Exercise task: Copy the records below, substituting "Load" for every "Demand" and leaving everything else unchanged.

Supplied records:
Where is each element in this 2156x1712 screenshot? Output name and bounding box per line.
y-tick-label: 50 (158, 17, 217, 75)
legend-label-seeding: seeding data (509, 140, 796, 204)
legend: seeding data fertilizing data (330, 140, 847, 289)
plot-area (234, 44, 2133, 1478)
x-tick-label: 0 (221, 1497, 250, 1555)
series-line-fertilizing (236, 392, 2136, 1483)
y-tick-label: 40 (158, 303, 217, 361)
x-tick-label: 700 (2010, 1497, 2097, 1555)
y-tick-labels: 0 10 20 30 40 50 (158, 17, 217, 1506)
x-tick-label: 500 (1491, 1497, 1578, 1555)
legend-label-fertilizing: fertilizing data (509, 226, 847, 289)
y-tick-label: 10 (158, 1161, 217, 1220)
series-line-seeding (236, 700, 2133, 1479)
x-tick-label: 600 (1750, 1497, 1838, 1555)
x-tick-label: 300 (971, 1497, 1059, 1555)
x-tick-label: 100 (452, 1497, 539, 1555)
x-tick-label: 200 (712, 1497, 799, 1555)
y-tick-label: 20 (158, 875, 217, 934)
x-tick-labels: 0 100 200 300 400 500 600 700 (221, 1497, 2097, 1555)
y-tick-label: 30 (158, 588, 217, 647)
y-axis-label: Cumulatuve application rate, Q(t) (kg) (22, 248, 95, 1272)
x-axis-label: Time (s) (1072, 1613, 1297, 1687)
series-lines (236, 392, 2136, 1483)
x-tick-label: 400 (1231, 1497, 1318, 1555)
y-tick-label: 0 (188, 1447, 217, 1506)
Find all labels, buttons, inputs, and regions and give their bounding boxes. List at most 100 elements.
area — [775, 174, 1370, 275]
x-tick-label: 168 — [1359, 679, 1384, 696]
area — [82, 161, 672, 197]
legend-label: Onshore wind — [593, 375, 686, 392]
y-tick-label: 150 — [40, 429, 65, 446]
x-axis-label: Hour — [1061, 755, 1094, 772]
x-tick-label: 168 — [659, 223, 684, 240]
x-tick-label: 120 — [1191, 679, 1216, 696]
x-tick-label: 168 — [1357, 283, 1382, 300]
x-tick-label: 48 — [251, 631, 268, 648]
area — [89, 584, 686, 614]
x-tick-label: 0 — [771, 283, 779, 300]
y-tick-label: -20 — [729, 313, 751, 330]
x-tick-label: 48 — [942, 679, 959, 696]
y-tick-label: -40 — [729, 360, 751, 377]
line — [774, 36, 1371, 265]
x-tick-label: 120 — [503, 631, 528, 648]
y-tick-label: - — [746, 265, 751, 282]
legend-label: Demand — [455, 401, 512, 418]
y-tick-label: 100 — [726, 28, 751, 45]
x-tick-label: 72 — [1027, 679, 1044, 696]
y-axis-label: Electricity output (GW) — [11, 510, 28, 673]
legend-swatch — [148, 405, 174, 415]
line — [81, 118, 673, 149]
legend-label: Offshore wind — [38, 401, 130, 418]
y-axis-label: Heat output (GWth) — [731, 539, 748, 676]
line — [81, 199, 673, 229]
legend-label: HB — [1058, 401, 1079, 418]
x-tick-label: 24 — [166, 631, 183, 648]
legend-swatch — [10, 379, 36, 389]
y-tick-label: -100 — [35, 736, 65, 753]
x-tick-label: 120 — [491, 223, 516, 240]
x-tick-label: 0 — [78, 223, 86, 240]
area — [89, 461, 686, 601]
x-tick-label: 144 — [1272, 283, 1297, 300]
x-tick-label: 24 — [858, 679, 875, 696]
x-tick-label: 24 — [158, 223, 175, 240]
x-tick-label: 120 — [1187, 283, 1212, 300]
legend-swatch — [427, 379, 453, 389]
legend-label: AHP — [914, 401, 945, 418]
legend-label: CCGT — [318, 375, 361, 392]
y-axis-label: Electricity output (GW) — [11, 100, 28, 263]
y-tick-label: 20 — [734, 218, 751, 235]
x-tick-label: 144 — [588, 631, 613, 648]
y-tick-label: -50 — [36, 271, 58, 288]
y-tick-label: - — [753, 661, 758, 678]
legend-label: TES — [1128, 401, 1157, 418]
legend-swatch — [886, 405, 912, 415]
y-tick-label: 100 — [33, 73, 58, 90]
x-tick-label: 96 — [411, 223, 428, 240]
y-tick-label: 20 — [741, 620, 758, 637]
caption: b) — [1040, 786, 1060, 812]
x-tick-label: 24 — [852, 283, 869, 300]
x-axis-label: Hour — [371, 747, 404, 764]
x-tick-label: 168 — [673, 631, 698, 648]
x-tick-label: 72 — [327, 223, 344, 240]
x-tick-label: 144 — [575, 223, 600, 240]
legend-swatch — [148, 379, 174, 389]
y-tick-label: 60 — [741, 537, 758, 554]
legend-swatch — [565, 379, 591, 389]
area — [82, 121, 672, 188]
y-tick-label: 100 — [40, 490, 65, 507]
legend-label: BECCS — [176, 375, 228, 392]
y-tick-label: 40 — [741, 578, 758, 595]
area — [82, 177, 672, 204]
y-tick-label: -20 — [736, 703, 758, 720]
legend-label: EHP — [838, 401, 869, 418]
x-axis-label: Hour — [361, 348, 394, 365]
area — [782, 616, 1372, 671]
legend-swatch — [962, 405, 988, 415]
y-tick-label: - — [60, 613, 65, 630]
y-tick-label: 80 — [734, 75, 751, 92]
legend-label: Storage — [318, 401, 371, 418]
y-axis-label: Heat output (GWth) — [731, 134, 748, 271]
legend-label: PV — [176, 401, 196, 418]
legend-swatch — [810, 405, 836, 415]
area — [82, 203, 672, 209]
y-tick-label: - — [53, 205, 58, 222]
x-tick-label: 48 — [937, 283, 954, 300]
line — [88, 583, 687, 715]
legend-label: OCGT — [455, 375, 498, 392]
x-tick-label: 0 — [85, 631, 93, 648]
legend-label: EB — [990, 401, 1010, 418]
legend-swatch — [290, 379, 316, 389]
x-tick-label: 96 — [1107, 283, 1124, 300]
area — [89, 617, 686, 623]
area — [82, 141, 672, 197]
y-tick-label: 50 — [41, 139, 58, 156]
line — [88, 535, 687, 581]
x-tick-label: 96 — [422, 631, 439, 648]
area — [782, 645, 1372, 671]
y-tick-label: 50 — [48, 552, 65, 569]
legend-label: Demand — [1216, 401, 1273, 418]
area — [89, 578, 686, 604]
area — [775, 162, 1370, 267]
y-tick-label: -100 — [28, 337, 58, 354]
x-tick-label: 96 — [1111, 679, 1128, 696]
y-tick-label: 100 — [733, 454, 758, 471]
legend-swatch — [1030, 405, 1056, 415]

Solved exercise:
Where is each element in this 2156x1712 screenshot? Output name and bounding box per line.
y-tick-label: 50 (158, 17, 217, 75)
legend-label-seeding: seeding data (509, 140, 796, 204)
legend: seeding data fertilizing data (330, 140, 847, 289)
plot-area (234, 44, 2133, 1478)
x-tick-label: 0 (221, 1497, 250, 1555)
series-line-fertilizing (236, 392, 2136, 1483)
y-tick-label: 40 (158, 303, 217, 361)
x-tick-label: 700 (2010, 1497, 2097, 1555)
y-tick-labels: 0 10 20 30 40 50 (158, 17, 217, 1506)
x-tick-label: 500 (1491, 1497, 1578, 1555)
legend-label-fertilizing: fertilizing data (509, 226, 847, 289)
y-tick-label: 10 (158, 1161, 217, 1220)
series-line-seeding (236, 700, 2133, 1479)
x-tick-label: 600 (1750, 1497, 1838, 1555)
x-tick-label: 300 (971, 1497, 1059, 1555)
x-tick-label: 100 (452, 1497, 539, 1555)
x-tick-label: 200 (712, 1497, 799, 1555)
y-tick-label: 20 (158, 875, 217, 934)
x-tick-labels: 0 100 200 300 400 500 600 700 (221, 1497, 2097, 1555)
y-tick-label: 30 (158, 588, 217, 647)
y-axis-label: Cumulatuve application rate, Q(t) (kg) (22, 248, 95, 1272)
x-axis-label: Time (s) (1072, 1613, 1297, 1687)
series-lines (236, 392, 2136, 1483)
x-tick-label: 400 (1231, 1497, 1318, 1555)
y-tick-label: 0 (188, 1447, 217, 1506)
Find all labels, buttons, inputs, and regions and give their bounding boxes. List at most 100 elements.
area — [775, 174, 1370, 275]
x-tick-label: 168 — [1359, 679, 1384, 696]
area — [82, 161, 672, 197]
legend-label: Onshore wind — [593, 375, 686, 392]
y-tick-label: 150 — [40, 429, 65, 446]
x-axis-label: Hour — [1061, 755, 1094, 772]
x-tick-label: 168 — [659, 223, 684, 240]
x-tick-label: 120 — [1191, 679, 1216, 696]
x-tick-label: 168 — [1357, 283, 1382, 300]
x-tick-label: 48 — [251, 631, 268, 648]
area — [89, 584, 686, 614]
x-tick-label: 0 — [771, 283, 779, 300]
y-tick-label: -20 — [729, 313, 751, 330]
x-tick-label: 48 — [942, 679, 959, 696]
y-tick-label: -40 — [729, 360, 751, 377]
line — [774, 36, 1371, 265]
x-tick-label: 120 — [503, 631, 528, 648]
y-tick-label: - — [746, 265, 751, 282]
legend-label: Load — [455, 401, 512, 418]
y-tick-label: 100 — [726, 28, 751, 45]
x-tick-label: 72 — [1027, 679, 1044, 696]
y-axis-label: Electricity output (GW) — [11, 510, 28, 673]
legend-swatch — [148, 405, 174, 415]
line — [81, 118, 673, 149]
legend-label: Offshore wind — [38, 401, 130, 418]
y-axis-label: Heat output (GWth) — [731, 539, 748, 676]
line — [81, 199, 673, 229]
legend-label: HB — [1058, 401, 1079, 418]
x-tick-label: 24 — [166, 631, 183, 648]
legend-swatch — [10, 379, 36, 389]
y-tick-label: -100 — [35, 736, 65, 753]
x-tick-label: 120 — [491, 223, 516, 240]
x-tick-label: 0 — [78, 223, 86, 240]
area — [89, 461, 686, 601]
x-tick-label: 144 — [1272, 283, 1297, 300]
x-tick-label: 24 — [858, 679, 875, 696]
x-tick-label: 24 — [158, 223, 175, 240]
x-tick-label: 120 — [1187, 283, 1212, 300]
legend-swatch — [427, 379, 453, 389]
legend-label: AHP — [914, 401, 945, 418]
legend-label: CCGT — [318, 375, 361, 392]
y-axis-label: Electricity output (GW) — [11, 100, 28, 263]
y-tick-label: 20 — [734, 218, 751, 235]
x-tick-label: 144 — [588, 631, 613, 648]
y-tick-label: -50 — [36, 271, 58, 288]
y-tick-label: - — [753, 661, 758, 678]
legend-label: TES — [1128, 401, 1157, 418]
legend-swatch — [886, 405, 912, 415]
y-tick-label: 100 — [33, 73, 58, 90]
x-tick-label: 96 — [411, 223, 428, 240]
y-tick-label: 20 — [741, 620, 758, 637]
caption: b) — [1040, 786, 1060, 812]
x-tick-label: 24 — [852, 283, 869, 300]
x-axis-label: Hour — [371, 747, 404, 764]
x-tick-label: 168 — [673, 631, 698, 648]
x-tick-label: 72 — [327, 223, 344, 240]
x-tick-label: 144 — [575, 223, 600, 240]
legend-swatch — [148, 379, 174, 389]
y-tick-label: 60 — [741, 537, 758, 554]
legend-swatch — [565, 379, 591, 389]
area — [82, 121, 672, 188]
y-tick-label: 100 — [40, 490, 65, 507]
legend-label: BECCS — [176, 375, 228, 392]
y-tick-label: 40 — [741, 578, 758, 595]
area — [82, 177, 672, 204]
y-tick-label: -20 — [736, 703, 758, 720]
legend-label: EHP — [838, 401, 869, 418]
x-axis-label: Hour — [361, 348, 394, 365]
area — [782, 616, 1372, 671]
legend-swatch — [962, 405, 988, 415]
y-tick-label: - — [60, 613, 65, 630]
y-tick-label: 80 — [734, 75, 751, 92]
legend-label: Storage — [318, 401, 371, 418]
y-axis-label: Heat output (GWth) — [731, 134, 748, 271]
legend-label: PV — [176, 401, 196, 418]
legend-swatch — [810, 405, 836, 415]
area — [82, 203, 672, 209]
y-tick-label: - — [53, 205, 58, 222]
x-tick-label: 48 — [937, 283, 954, 300]
line — [88, 583, 687, 715]
legend-label: OCGT — [455, 375, 498, 392]
x-tick-label: 0 — [85, 631, 93, 648]
legend-label: EB — [990, 401, 1010, 418]
legend-swatch — [290, 379, 316, 389]
x-tick-label: 96 — [1107, 283, 1124, 300]
area — [89, 617, 686, 623]
area — [82, 141, 672, 197]
y-tick-label: 50 — [41, 139, 58, 156]
line — [88, 535, 687, 581]
x-tick-label: 96 — [422, 631, 439, 648]
area — [782, 645, 1372, 671]
y-tick-label: 50 — [48, 552, 65, 569]
legend-label: Load — [1216, 401, 1273, 418]
area — [89, 578, 686, 604]
area — [775, 162, 1370, 267]
y-tick-label: -100 — [28, 337, 58, 354]
x-tick-label: 96 — [1111, 679, 1128, 696]
y-tick-label: 100 — [733, 454, 758, 471]
legend-swatch — [1030, 405, 1056, 415]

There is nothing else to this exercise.